- **Task goal**
Print the entries verbatim, leaving out the images they contain.

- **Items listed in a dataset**
■ ■ ■ ■ ■

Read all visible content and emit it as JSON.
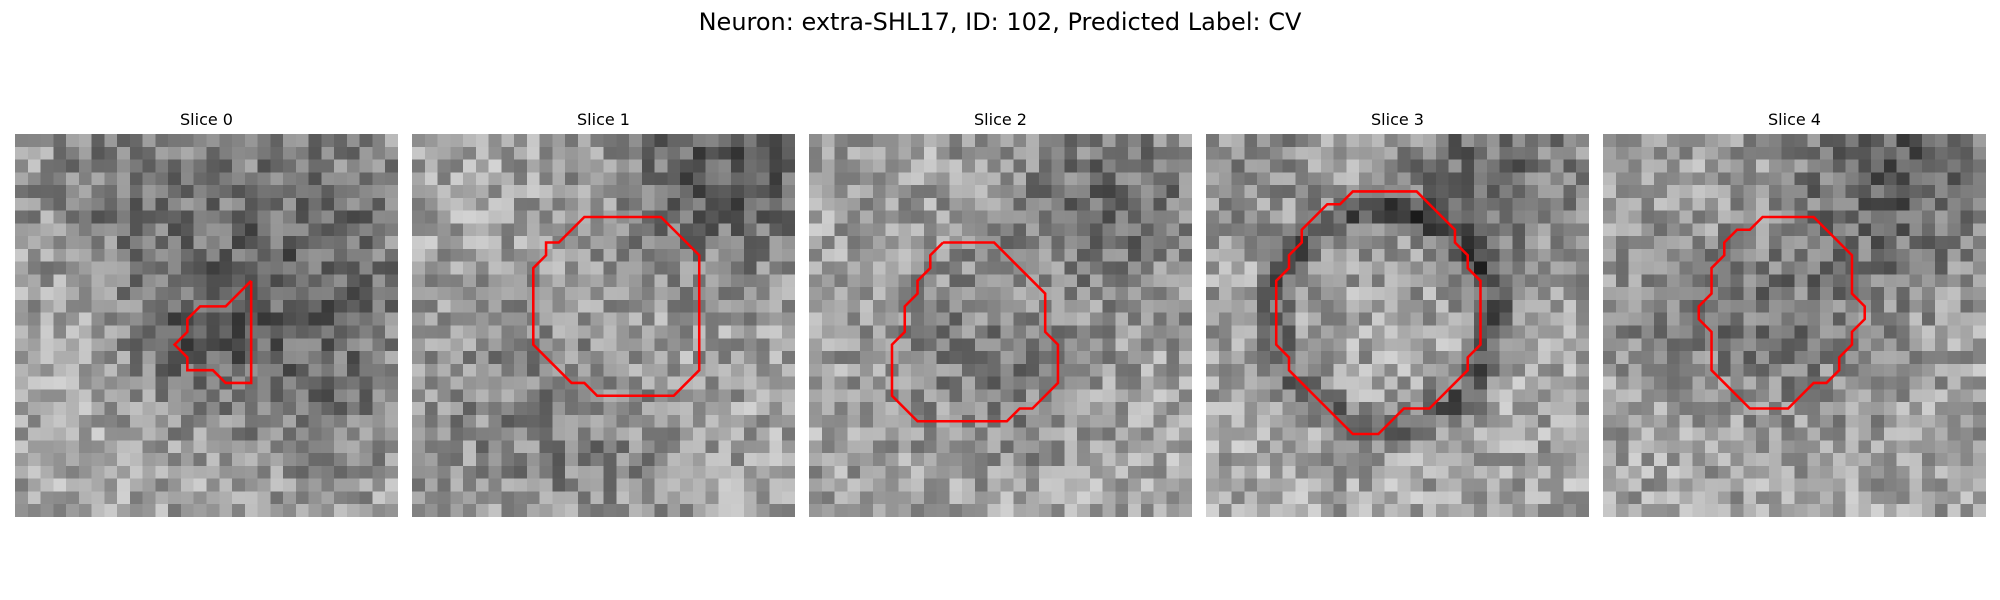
{
  "figure": {
    "title": "Neuron: extra-SHL17, ID: 102, Predicted Label: CV"
  },
  "panels": [
    {
      "title": "Slice 0",
      "contour": [
        [
          18.5,
          11.5
        ],
        [
          18.5,
          19.5
        ],
        [
          16.5,
          19.5
        ],
        [
          15.5,
          18.5
        ],
        [
          14.5,
          18.5
        ],
        [
          13.5,
          18.5
        ],
        [
          13.5,
          17.5
        ],
        [
          12.5,
          16.5
        ],
        [
          13.5,
          15.5
        ],
        [
          13.5,
          14.5
        ],
        [
          14.5,
          13.5
        ],
        [
          16.5,
          13.5
        ],
        [
          18.5,
          11.5
        ]
      ],
      "seed": 11,
      "dark_spots": [
        [
          22,
          8,
          7,
          60
        ],
        [
          8,
          4,
          5,
          40
        ],
        [
          14,
          16,
          4,
          55
        ],
        [
          24,
          20,
          5,
          35
        ]
      ]
    },
    {
      "title": "Slice 1",
      "contour": [
        [
          16.5,
          6.5
        ],
        [
          19.5,
          6.5
        ],
        [
          20.5,
          7.5
        ],
        [
          21.5,
          8.5
        ],
        [
          22.5,
          9.5
        ],
        [
          22.5,
          18.5
        ],
        [
          21.5,
          19.5
        ],
        [
          20.5,
          20.5
        ],
        [
          15.5,
          20.5
        ],
        [
          14.5,
          20.5
        ],
        [
          13.5,
          19.5
        ],
        [
          12.5,
          19.5
        ],
        [
          11.5,
          18.5
        ],
        [
          10.5,
          17.5
        ],
        [
          9.5,
          16.5
        ],
        [
          9.5,
          10.5
        ],
        [
          10.5,
          9.5
        ],
        [
          10.5,
          8.5
        ],
        [
          11.5,
          8.5
        ],
        [
          12.5,
          7.5
        ],
        [
          13.5,
          6.5
        ],
        [
          16.5,
          6.5
        ]
      ],
      "seed": 23,
      "dark_spots": [
        [
          24,
          2,
          6,
          75
        ],
        [
          6,
          20,
          6,
          25
        ],
        [
          14,
          24,
          5,
          25
        ]
      ]
    },
    {
      "title": "Slice 2",
      "contour": [
        [
          10.5,
          8.5
        ],
        [
          10.5,
          8.5
        ],
        [
          14.5,
          8.5
        ],
        [
          16.5,
          10.5
        ],
        [
          17.5,
          11.5
        ],
        [
          18.5,
          12.5
        ],
        [
          18.5,
          15.5
        ],
        [
          19.5,
          16.5
        ],
        [
          19.5,
          19.5
        ],
        [
          18.5,
          20.5
        ],
        [
          17.5,
          21.5
        ],
        [
          16.5,
          21.5
        ],
        [
          15.5,
          22.5
        ],
        [
          8.5,
          22.5
        ],
        [
          7.5,
          21.5
        ],
        [
          6.5,
          20.5
        ],
        [
          6.5,
          16.5
        ],
        [
          7.5,
          15.5
        ],
        [
          7.5,
          13.5
        ],
        [
          8.5,
          12.5
        ],
        [
          8.5,
          11.5
        ],
        [
          9.5,
          10.5
        ],
        [
          9.5,
          9.5
        ],
        [
          10.5,
          8.5
        ]
      ],
      "seed": 37,
      "dark_spots": [
        [
          24,
          4,
          6,
          55
        ],
        [
          10,
          14,
          6,
          25
        ],
        [
          16,
          20,
          4,
          30
        ]
      ]
    },
    {
      "title": "Slice 3",
      "contour": [
        [
          12.5,
          4.5
        ],
        [
          16.5,
          4.5
        ],
        [
          17.5,
          5.5
        ],
        [
          18.5,
          6.5
        ],
        [
          19.5,
          7.5
        ],
        [
          19.5,
          8.5
        ],
        [
          20.5,
          9.5
        ],
        [
          20.5,
          10.5
        ],
        [
          21.5,
          11.5
        ],
        [
          21.5,
          16.5
        ],
        [
          20.5,
          17.5
        ],
        [
          20.5,
          18.5
        ],
        [
          19.5,
          19.5
        ],
        [
          18.5,
          20.5
        ],
        [
          17.5,
          21.5
        ],
        [
          16.5,
          21.5
        ],
        [
          15.5,
          21.5
        ],
        [
          14.5,
          22.5
        ],
        [
          13.5,
          23.5
        ],
        [
          11.5,
          23.5
        ],
        [
          10.5,
          22.5
        ],
        [
          9.5,
          21.5
        ],
        [
          8.5,
          20.5
        ],
        [
          7.5,
          19.5
        ],
        [
          6.5,
          18.5
        ],
        [
          6.5,
          17.5
        ],
        [
          5.5,
          16.5
        ],
        [
          5.5,
          11.5
        ],
        [
          6.5,
          10.5
        ],
        [
          6.5,
          9.5
        ],
        [
          7.5,
          8.5
        ],
        [
          7.5,
          7.5
        ],
        [
          8.5,
          6.5
        ],
        [
          9.5,
          5.5
        ],
        [
          10.5,
          5.5
        ],
        [
          11.5,
          4.5
        ],
        [
          12.5,
          4.5
        ]
      ],
      "seed": 41,
      "ring": [
        13.5,
        14,
        8.5,
        70
      ],
      "dark_spots": [
        [
          22,
          2,
          6,
          55
        ],
        [
          2,
          2,
          4,
          30
        ]
      ]
    },
    {
      "title": "Slice 4",
      "contour": [
        [
          13.5,
          6.5
        ],
        [
          16.5,
          6.5
        ],
        [
          17.5,
          7.5
        ],
        [
          18.5,
          8.5
        ],
        [
          19.5,
          9.5
        ],
        [
          19.5,
          12.5
        ],
        [
          20.5,
          13.5
        ],
        [
          20.5,
          14.5
        ],
        [
          19.5,
          15.5
        ],
        [
          19.5,
          16.5
        ],
        [
          18.5,
          17.5
        ],
        [
          18.5,
          18.5
        ],
        [
          17.5,
          19.5
        ],
        [
          16.5,
          19.5
        ],
        [
          15.5,
          20.5
        ],
        [
          14.5,
          21.5
        ],
        [
          12.5,
          21.5
        ],
        [
          11.5,
          21.5
        ],
        [
          10.5,
          20.5
        ],
        [
          9.5,
          19.5
        ],
        [
          8.5,
          18.5
        ],
        [
          8.5,
          15.5
        ],
        [
          7.5,
          14.5
        ],
        [
          7.5,
          13.5
        ],
        [
          8.5,
          12.5
        ],
        [
          8.5,
          10.5
        ],
        [
          9.5,
          9.5
        ],
        [
          9.5,
          8.5
        ],
        [
          10.5,
          7.5
        ],
        [
          11.5,
          7.5
        ],
        [
          12.5,
          6.5
        ],
        [
          13.5,
          6.5
        ]
      ],
      "seed": 53,
      "dark_spots": [
        [
          23,
          2,
          6,
          70
        ],
        [
          14,
          14,
          6,
          40
        ],
        [
          4,
          14,
          4,
          25
        ]
      ]
    }
  ],
  "style": {
    "contour_color": "#ff0000",
    "grid_size": 30
  }
}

■ ■ ■ ■ ■

- **Exercise response**
Read all visible content and emit it as JSON.
{
  "figure": {
    "title": "Neuron: extra-SHL17, ID: 102, Predicted Label: CV"
  },
  "panels": [
    {
      "title": "Slice 0",
      "contour": [
        [
          18.5,
          11.5
        ],
        [
          18.5,
          19.5
        ],
        [
          16.5,
          19.5
        ],
        [
          15.5,
          18.5
        ],
        [
          14.5,
          18.5
        ],
        [
          13.5,
          18.5
        ],
        [
          13.5,
          17.5
        ],
        [
          12.5,
          16.5
        ],
        [
          13.5,
          15.5
        ],
        [
          13.5,
          14.5
        ],
        [
          14.5,
          13.5
        ],
        [
          16.5,
          13.5
        ],
        [
          18.5,
          11.5
        ]
      ],
      "seed": 11,
      "dark_spots": [
        [
          22,
          8,
          7,
          60
        ],
        [
          8,
          4,
          5,
          40
        ],
        [
          14,
          16,
          4,
          55
        ],
        [
          24,
          20,
          5,
          35
        ]
      ]
    },
    {
      "title": "Slice 1",
      "contour": [
        [
          16.5,
          6.5
        ],
        [
          19.5,
          6.5
        ],
        [
          20.5,
          7.5
        ],
        [
          21.5,
          8.5
        ],
        [
          22.5,
          9.5
        ],
        [
          22.5,
          18.5
        ],
        [
          21.5,
          19.5
        ],
        [
          20.5,
          20.5
        ],
        [
          15.5,
          20.5
        ],
        [
          14.5,
          20.5
        ],
        [
          13.5,
          19.5
        ],
        [
          12.5,
          19.5
        ],
        [
          11.5,
          18.5
        ],
        [
          10.5,
          17.5
        ],
        [
          9.5,
          16.5
        ],
        [
          9.5,
          10.5
        ],
        [
          10.5,
          9.5
        ],
        [
          10.5,
          8.5
        ],
        [
          11.5,
          8.5
        ],
        [
          12.5,
          7.5
        ],
        [
          13.5,
          6.5
        ],
        [
          16.5,
          6.5
        ]
      ],
      "seed": 23,
      "dark_spots": [
        [
          24,
          2,
          6,
          75
        ],
        [
          6,
          20,
          6,
          25
        ],
        [
          14,
          24,
          5,
          25
        ]
      ]
    },
    {
      "title": "Slice 2",
      "contour": [
        [
          10.5,
          8.5
        ],
        [
          10.5,
          8.5
        ],
        [
          14.5,
          8.5
        ],
        [
          16.5,
          10.5
        ],
        [
          17.5,
          11.5
        ],
        [
          18.5,
          12.5
        ],
        [
          18.5,
          15.5
        ],
        [
          19.5,
          16.5
        ],
        [
          19.5,
          19.5
        ],
        [
          18.5,
          20.5
        ],
        [
          17.5,
          21.5
        ],
        [
          16.5,
          21.5
        ],
        [
          15.5,
          22.5
        ],
        [
          8.5,
          22.5
        ],
        [
          7.5,
          21.5
        ],
        [
          6.5,
          20.5
        ],
        [
          6.5,
          16.5
        ],
        [
          7.5,
          15.5
        ],
        [
          7.5,
          13.5
        ],
        [
          8.5,
          12.5
        ],
        [
          8.5,
          11.5
        ],
        [
          9.5,
          10.5
        ],
        [
          9.5,
          9.5
        ],
        [
          10.5,
          8.5
        ]
      ],
      "seed": 37,
      "dark_spots": [
        [
          24,
          4,
          6,
          55
        ],
        [
          10,
          14,
          6,
          25
        ],
        [
          16,
          20,
          4,
          30
        ]
      ]
    },
    {
      "title": "Slice 3",
      "contour": [
        [
          12.5,
          4.5
        ],
        [
          16.5,
          4.5
        ],
        [
          17.5,
          5.5
        ],
        [
          18.5,
          6.5
        ],
        [
          19.5,
          7.5
        ],
        [
          19.5,
          8.5
        ],
        [
          20.5,
          9.5
        ],
        [
          20.5,
          10.5
        ],
        [
          21.5,
          11.5
        ],
        [
          21.5,
          16.5
        ],
        [
          20.5,
          17.5
        ],
        [
          20.5,
          18.5
        ],
        [
          19.5,
          19.5
        ],
        [
          18.5,
          20.5
        ],
        [
          17.5,
          21.5
        ],
        [
          16.5,
          21.5
        ],
        [
          15.5,
          21.5
        ],
        [
          14.5,
          22.5
        ],
        [
          13.5,
          23.5
        ],
        [
          11.5,
          23.5
        ],
        [
          10.5,
          22.5
        ],
        [
          9.5,
          21.5
        ],
        [
          8.5,
          20.5
        ],
        [
          7.5,
          19.5
        ],
        [
          6.5,
          18.5
        ],
        [
          6.5,
          17.5
        ],
        [
          5.5,
          16.5
        ],
        [
          5.5,
          11.5
        ],
        [
          6.5,
          10.5
        ],
        [
          6.5,
          9.5
        ],
        [
          7.5,
          8.5
        ],
        [
          7.5,
          7.5
        ],
        [
          8.5,
          6.5
        ],
        [
          9.5,
          5.5
        ],
        [
          10.5,
          5.5
        ],
        [
          11.5,
          4.5
        ],
        [
          12.5,
          4.5
        ]
      ],
      "seed": 41,
      "ring": [
        13.5,
        14,
        8.5,
        70
      ],
      "dark_spots": [
        [
          22,
          2,
          6,
          55
        ],
        [
          2,
          2,
          4,
          30
        ]
      ]
    },
    {
      "title": "Slice 4",
      "contour": [
        [
          13.5,
          6.5
        ],
        [
          16.5,
          6.5
        ],
        [
          17.5,
          7.5
        ],
        [
          18.5,
          8.5
        ],
        [
          19.5,
          9.5
        ],
        [
          19.5,
          12.5
        ],
        [
          20.5,
          13.5
        ],
        [
          20.5,
          14.5
        ],
        [
          19.5,
          15.5
        ],
        [
          19.5,
          16.5
        ],
        [
          18.5,
          17.5
        ],
        [
          18.5,
          18.5
        ],
        [
          17.5,
          19.5
        ],
        [
          16.5,
          19.5
        ],
        [
          15.5,
          20.5
        ],
        [
          14.5,
          21.5
        ],
        [
          12.5,
          21.5
        ],
        [
          11.5,
          21.5
        ],
        [
          10.5,
          20.5
        ],
        [
          9.5,
          19.5
        ],
        [
          8.5,
          18.5
        ],
        [
          8.5,
          15.5
        ],
        [
          7.5,
          14.5
        ],
        [
          7.5,
          13.5
        ],
        [
          8.5,
          12.5
        ],
        [
          8.5,
          10.5
        ],
        [
          9.5,
          9.5
        ],
        [
          9.5,
          8.5
        ],
        [
          10.5,
          7.5
        ],
        [
          11.5,
          7.5
        ],
        [
          12.5,
          6.5
        ],
        [
          13.5,
          6.5
        ]
      ],
      "seed": 53,
      "dark_spots": [
        [
          23,
          2,
          6,
          70
        ],
        [
          14,
          14,
          6,
          40
        ],
        [
          4,
          14,
          4,
          25
        ]
      ]
    }
  ],
  "style": {
    "contour_color": "#ff0000",
    "grid_size": 30
  }
}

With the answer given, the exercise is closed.